Extract every line from the records below that contains the word "Total".

> **DATA TO USE**
◆ ◆ ◆ ◆

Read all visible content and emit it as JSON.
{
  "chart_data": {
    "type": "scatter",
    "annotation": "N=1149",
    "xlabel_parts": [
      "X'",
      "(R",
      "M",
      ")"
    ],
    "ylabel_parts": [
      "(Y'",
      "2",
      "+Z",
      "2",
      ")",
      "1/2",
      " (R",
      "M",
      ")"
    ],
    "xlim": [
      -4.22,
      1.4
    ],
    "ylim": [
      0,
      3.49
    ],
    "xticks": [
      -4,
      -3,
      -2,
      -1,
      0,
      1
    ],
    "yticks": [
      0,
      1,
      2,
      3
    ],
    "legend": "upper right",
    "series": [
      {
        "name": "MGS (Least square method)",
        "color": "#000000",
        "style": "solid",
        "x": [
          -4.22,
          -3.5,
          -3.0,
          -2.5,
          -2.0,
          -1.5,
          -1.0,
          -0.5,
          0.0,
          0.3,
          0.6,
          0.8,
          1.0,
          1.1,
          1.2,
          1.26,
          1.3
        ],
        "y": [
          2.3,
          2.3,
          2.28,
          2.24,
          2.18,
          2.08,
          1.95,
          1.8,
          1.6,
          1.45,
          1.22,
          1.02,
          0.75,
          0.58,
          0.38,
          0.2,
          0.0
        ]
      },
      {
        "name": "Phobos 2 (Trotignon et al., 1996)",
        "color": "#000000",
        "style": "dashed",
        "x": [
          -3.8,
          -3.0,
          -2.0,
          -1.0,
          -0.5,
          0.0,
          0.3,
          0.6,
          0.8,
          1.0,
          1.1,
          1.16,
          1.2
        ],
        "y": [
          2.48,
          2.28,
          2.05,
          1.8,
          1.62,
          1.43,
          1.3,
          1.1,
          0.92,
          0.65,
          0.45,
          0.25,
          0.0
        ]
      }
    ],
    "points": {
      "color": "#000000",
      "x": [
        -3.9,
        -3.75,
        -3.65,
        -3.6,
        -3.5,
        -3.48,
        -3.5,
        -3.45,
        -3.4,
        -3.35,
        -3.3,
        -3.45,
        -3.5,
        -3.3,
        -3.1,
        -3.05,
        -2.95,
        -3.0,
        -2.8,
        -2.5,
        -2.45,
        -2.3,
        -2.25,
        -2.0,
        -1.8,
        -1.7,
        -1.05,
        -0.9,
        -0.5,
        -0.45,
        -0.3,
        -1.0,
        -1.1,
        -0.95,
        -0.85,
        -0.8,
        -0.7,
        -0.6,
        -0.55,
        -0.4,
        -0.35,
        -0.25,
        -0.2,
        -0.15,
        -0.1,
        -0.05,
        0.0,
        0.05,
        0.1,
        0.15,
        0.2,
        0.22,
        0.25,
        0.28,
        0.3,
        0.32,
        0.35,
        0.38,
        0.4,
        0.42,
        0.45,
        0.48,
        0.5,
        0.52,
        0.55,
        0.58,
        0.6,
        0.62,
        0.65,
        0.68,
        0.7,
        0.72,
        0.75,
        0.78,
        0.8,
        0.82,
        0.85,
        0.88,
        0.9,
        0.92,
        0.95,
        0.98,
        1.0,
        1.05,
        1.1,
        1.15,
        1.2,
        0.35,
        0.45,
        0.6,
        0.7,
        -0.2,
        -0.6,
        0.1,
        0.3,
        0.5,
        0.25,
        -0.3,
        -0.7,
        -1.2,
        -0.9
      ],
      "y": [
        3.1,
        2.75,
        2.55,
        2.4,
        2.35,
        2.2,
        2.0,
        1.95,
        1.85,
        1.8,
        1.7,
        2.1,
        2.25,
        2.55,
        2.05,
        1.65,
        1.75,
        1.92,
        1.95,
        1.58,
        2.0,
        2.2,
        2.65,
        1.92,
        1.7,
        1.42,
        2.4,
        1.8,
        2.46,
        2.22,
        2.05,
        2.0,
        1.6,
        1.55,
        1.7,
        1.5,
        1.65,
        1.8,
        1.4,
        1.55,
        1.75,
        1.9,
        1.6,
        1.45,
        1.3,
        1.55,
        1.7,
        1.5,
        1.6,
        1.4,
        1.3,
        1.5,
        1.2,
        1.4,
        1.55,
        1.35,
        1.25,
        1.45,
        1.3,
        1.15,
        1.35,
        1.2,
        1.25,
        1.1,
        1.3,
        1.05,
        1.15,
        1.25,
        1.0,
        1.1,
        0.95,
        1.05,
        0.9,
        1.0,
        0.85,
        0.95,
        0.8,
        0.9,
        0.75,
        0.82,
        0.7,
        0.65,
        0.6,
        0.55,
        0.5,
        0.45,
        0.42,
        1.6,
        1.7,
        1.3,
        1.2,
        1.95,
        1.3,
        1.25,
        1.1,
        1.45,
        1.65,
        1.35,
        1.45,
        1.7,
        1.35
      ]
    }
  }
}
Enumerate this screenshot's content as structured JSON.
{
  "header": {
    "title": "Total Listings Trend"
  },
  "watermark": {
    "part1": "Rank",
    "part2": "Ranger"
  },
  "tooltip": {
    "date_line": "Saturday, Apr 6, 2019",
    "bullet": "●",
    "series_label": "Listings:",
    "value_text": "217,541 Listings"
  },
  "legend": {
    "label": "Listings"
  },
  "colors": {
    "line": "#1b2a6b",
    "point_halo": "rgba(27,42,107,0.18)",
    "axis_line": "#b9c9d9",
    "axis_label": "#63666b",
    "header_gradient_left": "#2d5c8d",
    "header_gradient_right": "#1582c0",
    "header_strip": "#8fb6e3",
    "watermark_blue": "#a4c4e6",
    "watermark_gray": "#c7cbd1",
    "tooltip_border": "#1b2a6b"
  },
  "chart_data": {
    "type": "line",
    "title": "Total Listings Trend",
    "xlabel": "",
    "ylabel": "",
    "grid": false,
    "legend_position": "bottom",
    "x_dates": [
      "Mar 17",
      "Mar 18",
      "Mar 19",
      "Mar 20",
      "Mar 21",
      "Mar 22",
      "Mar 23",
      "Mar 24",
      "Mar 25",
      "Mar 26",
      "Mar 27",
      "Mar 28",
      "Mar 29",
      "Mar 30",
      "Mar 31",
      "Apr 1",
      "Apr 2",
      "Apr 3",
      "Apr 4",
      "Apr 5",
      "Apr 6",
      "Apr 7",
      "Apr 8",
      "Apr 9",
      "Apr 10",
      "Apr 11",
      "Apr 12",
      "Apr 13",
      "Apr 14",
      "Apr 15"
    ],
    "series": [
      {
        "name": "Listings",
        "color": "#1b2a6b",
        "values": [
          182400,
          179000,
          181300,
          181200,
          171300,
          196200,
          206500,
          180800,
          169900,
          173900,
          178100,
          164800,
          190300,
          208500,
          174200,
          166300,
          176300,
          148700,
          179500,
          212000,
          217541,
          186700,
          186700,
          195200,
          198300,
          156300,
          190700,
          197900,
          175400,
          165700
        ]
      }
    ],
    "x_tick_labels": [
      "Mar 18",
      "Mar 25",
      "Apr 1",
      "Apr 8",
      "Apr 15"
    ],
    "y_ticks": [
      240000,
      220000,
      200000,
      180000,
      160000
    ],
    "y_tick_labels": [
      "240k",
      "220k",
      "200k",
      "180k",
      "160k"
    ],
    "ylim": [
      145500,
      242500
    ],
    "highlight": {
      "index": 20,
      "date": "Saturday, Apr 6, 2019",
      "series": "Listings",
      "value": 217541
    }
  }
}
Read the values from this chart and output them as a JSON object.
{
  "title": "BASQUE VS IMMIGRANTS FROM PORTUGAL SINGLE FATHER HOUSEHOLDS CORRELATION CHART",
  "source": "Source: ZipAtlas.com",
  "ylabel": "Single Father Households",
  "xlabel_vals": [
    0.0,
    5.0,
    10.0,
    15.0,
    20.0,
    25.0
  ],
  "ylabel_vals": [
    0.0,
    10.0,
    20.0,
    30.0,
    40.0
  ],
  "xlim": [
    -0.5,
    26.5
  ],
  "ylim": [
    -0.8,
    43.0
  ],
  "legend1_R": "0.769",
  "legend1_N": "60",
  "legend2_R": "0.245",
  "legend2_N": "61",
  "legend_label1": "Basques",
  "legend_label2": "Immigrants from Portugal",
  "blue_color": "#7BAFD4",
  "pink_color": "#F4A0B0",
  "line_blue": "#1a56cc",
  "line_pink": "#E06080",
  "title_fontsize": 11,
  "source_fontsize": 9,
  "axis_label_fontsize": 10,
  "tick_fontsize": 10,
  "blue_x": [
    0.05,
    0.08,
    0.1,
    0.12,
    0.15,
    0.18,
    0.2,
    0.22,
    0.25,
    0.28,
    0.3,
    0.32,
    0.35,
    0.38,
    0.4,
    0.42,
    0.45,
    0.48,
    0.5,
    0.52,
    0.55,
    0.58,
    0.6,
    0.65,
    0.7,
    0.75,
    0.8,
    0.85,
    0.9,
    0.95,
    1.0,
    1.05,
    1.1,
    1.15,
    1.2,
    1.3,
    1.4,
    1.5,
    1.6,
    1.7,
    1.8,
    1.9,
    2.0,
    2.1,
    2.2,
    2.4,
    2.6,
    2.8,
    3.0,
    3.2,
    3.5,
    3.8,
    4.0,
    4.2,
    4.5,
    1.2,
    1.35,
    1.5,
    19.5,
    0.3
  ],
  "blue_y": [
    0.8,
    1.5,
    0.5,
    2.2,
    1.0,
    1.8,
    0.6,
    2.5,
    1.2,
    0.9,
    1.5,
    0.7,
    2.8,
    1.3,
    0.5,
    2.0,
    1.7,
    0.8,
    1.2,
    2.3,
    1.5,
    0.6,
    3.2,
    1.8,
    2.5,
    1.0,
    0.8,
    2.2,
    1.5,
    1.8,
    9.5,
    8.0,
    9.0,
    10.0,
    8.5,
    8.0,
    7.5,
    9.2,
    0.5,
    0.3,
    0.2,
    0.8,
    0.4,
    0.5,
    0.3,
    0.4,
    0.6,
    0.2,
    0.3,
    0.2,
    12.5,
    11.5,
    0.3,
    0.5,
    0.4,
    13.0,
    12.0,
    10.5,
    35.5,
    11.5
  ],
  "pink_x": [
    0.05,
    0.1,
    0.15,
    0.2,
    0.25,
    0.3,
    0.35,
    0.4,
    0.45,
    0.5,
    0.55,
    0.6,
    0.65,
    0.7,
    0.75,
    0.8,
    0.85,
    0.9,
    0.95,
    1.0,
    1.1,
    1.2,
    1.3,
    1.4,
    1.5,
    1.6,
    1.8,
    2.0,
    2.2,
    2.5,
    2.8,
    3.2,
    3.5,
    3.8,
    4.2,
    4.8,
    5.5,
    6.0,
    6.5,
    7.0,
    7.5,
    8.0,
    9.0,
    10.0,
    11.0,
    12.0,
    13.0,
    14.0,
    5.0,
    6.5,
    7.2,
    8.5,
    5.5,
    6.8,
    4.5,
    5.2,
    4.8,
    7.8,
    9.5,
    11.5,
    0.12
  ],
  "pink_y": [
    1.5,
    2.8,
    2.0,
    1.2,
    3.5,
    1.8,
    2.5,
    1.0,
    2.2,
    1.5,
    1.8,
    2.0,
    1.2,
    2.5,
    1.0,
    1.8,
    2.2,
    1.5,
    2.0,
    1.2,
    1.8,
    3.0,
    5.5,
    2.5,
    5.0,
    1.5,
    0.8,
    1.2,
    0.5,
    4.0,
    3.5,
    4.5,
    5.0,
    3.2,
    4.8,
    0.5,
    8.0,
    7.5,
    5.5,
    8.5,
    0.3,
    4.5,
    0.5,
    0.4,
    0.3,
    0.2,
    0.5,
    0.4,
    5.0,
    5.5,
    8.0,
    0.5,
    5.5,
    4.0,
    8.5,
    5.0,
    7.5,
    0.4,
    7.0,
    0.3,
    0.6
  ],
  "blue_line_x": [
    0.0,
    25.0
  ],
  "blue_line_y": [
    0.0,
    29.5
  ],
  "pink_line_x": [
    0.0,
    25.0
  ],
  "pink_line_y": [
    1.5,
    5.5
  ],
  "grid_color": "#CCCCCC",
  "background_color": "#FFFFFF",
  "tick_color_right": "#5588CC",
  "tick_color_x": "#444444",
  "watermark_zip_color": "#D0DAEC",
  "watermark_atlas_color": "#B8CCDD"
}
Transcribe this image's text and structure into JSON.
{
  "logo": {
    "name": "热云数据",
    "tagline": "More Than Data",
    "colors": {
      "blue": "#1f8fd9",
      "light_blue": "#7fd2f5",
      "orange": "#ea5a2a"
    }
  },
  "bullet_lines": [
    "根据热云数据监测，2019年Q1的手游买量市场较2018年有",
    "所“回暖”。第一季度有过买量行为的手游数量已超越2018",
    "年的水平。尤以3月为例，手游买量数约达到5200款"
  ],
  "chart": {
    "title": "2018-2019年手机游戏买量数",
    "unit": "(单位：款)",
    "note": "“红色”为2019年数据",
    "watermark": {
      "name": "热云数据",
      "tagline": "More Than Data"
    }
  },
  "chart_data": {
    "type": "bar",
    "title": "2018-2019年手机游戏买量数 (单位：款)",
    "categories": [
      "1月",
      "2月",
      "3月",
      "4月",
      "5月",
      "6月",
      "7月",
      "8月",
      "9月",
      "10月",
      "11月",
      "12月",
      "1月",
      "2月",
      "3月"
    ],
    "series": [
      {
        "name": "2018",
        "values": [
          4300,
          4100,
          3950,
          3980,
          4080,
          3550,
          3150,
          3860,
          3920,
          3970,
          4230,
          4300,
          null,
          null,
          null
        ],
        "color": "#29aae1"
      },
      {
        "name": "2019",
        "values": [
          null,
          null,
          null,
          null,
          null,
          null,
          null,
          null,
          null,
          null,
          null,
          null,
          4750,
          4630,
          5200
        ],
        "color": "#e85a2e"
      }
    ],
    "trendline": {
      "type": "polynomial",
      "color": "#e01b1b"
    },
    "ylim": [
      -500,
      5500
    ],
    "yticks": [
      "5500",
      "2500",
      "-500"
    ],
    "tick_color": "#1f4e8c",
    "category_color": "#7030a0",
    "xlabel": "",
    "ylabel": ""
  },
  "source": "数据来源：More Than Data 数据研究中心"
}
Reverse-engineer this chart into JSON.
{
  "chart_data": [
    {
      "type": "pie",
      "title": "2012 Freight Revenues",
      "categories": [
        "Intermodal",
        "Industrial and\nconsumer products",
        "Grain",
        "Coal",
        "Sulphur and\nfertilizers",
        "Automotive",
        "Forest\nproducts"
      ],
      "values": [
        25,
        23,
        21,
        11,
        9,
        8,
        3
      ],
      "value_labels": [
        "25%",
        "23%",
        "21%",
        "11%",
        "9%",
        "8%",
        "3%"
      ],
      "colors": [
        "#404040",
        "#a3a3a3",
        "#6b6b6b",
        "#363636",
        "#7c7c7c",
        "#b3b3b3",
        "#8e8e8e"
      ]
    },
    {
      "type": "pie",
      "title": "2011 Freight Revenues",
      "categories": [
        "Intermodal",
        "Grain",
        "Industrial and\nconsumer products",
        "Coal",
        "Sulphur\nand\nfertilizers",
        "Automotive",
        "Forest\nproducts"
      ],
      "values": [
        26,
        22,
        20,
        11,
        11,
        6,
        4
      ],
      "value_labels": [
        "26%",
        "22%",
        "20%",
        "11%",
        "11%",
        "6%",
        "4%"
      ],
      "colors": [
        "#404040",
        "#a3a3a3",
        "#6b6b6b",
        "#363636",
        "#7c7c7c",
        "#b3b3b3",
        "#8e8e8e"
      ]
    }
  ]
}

◆ ◆ ◆ ◆

> **COMPLETE RESPONSE**
    "title": "Total Listings Trend"
    "title": "Total Listings Trend",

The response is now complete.